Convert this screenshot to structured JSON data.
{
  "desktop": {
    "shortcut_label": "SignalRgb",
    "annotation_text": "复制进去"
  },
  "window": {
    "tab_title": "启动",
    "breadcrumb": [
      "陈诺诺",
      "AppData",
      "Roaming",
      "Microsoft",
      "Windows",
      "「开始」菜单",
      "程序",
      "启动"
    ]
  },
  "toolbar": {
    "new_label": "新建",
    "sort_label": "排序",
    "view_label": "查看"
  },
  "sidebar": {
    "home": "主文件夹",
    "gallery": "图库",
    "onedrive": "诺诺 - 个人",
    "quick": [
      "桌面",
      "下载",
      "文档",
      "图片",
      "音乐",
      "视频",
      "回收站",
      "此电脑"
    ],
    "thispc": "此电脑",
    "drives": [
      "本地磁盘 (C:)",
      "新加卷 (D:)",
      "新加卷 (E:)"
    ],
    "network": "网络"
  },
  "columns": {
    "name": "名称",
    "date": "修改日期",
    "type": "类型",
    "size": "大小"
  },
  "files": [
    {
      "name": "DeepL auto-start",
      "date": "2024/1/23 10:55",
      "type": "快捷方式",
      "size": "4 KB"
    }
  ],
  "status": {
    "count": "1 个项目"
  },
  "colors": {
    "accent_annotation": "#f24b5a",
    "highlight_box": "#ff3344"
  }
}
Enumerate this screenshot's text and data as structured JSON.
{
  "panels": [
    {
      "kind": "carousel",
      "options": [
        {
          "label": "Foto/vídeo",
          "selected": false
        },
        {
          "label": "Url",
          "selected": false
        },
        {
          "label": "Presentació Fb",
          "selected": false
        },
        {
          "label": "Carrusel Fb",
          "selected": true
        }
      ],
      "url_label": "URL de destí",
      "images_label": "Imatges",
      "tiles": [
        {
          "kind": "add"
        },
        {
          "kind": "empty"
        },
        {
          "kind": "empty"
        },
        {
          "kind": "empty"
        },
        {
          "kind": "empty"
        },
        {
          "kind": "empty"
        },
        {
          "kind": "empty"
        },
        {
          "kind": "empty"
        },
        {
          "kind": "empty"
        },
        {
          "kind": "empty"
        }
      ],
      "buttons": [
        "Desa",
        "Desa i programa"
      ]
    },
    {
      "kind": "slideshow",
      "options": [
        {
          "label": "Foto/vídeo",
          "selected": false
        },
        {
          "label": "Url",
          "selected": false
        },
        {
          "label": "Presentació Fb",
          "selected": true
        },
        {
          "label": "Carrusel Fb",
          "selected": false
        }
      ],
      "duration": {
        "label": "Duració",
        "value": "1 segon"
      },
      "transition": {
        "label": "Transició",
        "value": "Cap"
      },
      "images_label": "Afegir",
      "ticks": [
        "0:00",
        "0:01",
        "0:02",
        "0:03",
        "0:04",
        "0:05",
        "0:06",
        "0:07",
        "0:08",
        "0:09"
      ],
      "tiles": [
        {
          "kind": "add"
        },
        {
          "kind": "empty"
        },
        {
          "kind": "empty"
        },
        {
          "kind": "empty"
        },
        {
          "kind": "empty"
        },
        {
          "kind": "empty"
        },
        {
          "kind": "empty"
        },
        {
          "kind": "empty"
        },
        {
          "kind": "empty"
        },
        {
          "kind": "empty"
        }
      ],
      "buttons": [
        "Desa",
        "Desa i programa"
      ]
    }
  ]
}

━━━

> [Requirement]
Retype the listing above in full, with no alterations.

> [Result for this exercise]
Convert this screenshot to structured JSON data.
{
  "desktop": {
    "shortcut_label": "SignalRgb",
    "annotation_text": "复制进去"
  },
  "window": {
    "tab_title": "启动",
    "breadcrumb": [
      "陈诺诺",
      "AppData",
      "Roaming",
      "Microsoft",
      "Windows",
      "「开始」菜单",
      "程序",
      "启动"
    ]
  },
  "toolbar": {
    "new_label": "新建",
    "sort_label": "排序",
    "view_label": "查看"
  },
  "sidebar": {
    "home": "主文件夹",
    "gallery": "图库",
    "onedrive": "诺诺 - 个人",
    "quick": [
      "桌面",
      "下载",
      "文档",
      "图片",
      "音乐",
      "视频",
      "回收站",
      "此电脑"
    ],
    "thispc": "此电脑",
    "drives": [
      "本地磁盘 (C:)",
      "新加卷 (D:)",
      "新加卷 (E:)"
    ],
    "network": "网络"
  },
  "columns": {
    "name": "名称",
    "date": "修改日期",
    "type": "类型",
    "size": "大小"
  },
  "files": [
    {
      "name": "DeepL auto-start",
      "date": "2024/1/23 10:55",
      "type": "快捷方式",
      "size": "4 KB"
    }
  ],
  "status": {
    "count": "1 个项目"
  },
  "colors": {
    "accent_annotation": "#f24b5a",
    "highlight_box": "#ff3344"
  }
}
Enumerate this screenshot's text and data as structured JSON.
{
  "panels": [
    {
      "kind": "carousel",
      "options": [
        {
          "label": "Foto/vídeo",
          "selected": false
        },
        {
          "label": "Url",
          "selected": false
        },
        {
          "label": "Presentació Fb",
          "selected": false
        },
        {
          "label": "Carrusel Fb",
          "selected": true
        }
      ],
      "url_label": "URL de destí",
      "images_label": "Imatges",
      "tiles": [
        {
          "kind": "add"
        },
        {
          "kind": "empty"
        },
        {
          "kind": "empty"
        },
        {
          "kind": "empty"
        },
        {
          "kind": "empty"
        },
        {
          "kind": "empty"
        },
        {
          "kind": "empty"
        },
        {
          "kind": "empty"
        },
        {
          "kind": "empty"
        },
        {
          "kind": "empty"
        }
      ],
      "buttons": [
        "Desa",
        "Desa i programa"
      ]
    },
    {
      "kind": "slideshow",
      "options": [
        {
          "label": "Foto/vídeo",
          "selected": false
        },
        {
          "label": "Url",
          "selected": false
        },
        {
          "label": "Presentació Fb",
          "selected": true
        },
        {
          "label": "Carrusel Fb",
          "selected": false
        }
      ],
      "duration": {
        "label": "Duració",
        "value": "1 segon"
      },
      "transition": {
        "label": "Transició",
        "value": "Cap"
      },
      "images_label": "Afegir",
      "ticks": [
        "0:00",
        "0:01",
        "0:02",
        "0:03",
        "0:04",
        "0:05",
        "0:06",
        "0:07",
        "0:08",
        "0:09"
      ],
      "tiles": [
        {
          "kind": "add"
        },
        {
          "kind": "empty"
        },
        {
          "kind": "empty"
        },
        {
          "kind": "empty"
        },
        {
          "kind": "empty"
        },
        {
          "kind": "empty"
        },
        {
          "kind": "empty"
        },
        {
          "kind": "empty"
        },
        {
          "kind": "empty"
        },
        {
          "kind": "empty"
        }
      ],
      "buttons": [
        "Desa",
        "Desa i programa"
      ]
    }
  ]
}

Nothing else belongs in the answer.